▶ Task directions
Restate the whole listing exactly.

--- --- ---

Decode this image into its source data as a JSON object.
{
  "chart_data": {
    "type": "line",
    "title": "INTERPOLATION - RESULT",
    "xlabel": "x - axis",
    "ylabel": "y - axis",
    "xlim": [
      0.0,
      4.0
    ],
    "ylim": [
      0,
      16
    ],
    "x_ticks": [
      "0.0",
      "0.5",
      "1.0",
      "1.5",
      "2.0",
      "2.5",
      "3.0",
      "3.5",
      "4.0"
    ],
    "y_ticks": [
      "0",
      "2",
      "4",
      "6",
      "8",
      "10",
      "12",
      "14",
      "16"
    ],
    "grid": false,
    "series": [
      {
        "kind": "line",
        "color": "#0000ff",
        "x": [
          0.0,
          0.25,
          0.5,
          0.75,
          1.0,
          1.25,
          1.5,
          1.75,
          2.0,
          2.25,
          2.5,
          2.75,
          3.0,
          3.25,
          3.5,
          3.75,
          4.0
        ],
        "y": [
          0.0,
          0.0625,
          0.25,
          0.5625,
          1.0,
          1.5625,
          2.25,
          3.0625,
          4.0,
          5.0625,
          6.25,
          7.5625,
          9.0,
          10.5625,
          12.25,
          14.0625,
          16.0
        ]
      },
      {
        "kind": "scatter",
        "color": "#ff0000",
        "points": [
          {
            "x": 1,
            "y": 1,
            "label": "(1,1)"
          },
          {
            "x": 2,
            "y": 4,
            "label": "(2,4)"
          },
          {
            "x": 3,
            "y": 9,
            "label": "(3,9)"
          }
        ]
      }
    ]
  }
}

--- --- ---

▶ Result below
Decode this image into its source data as a JSON object.
{
  "chart_data": {
    "type": "line",
    "title": "INTERPOLATION - RESULT",
    "xlabel": "x - axis",
    "ylabel": "y - axis",
    "xlim": [
      0.0,
      4.0
    ],
    "ylim": [
      0,
      16
    ],
    "x_ticks": [
      "0.0",
      "0.5",
      "1.0",
      "1.5",
      "2.0",
      "2.5",
      "3.0",
      "3.5",
      "4.0"
    ],
    "y_ticks": [
      "0",
      "2",
      "4",
      "6",
      "8",
      "10",
      "12",
      "14",
      "16"
    ],
    "grid": false,
    "series": [
      {
        "kind": "line",
        "color": "#0000ff",
        "x": [
          0.0,
          0.25,
          0.5,
          0.75,
          1.0,
          1.25,
          1.5,
          1.75,
          2.0,
          2.25,
          2.5,
          2.75,
          3.0,
          3.25,
          3.5,
          3.75,
          4.0
        ],
        "y": [
          0.0,
          0.0625,
          0.25,
          0.5625,
          1.0,
          1.5625,
          2.25,
          3.0625,
          4.0,
          5.0625,
          6.25,
          7.5625,
          9.0,
          10.5625,
          12.25,
          14.0625,
          16.0
        ]
      },
      {
        "kind": "scatter",
        "color": "#ff0000",
        "points": [
          {
            "x": 1,
            "y": 1,
            "label": "(1,1)"
          },
          {
            "x": 2,
            "y": 4,
            "label": "(2,4)"
          },
          {
            "x": 3,
            "y": 9,
            "label": "(3,9)"
          }
        ]
      }
    ]
  }
}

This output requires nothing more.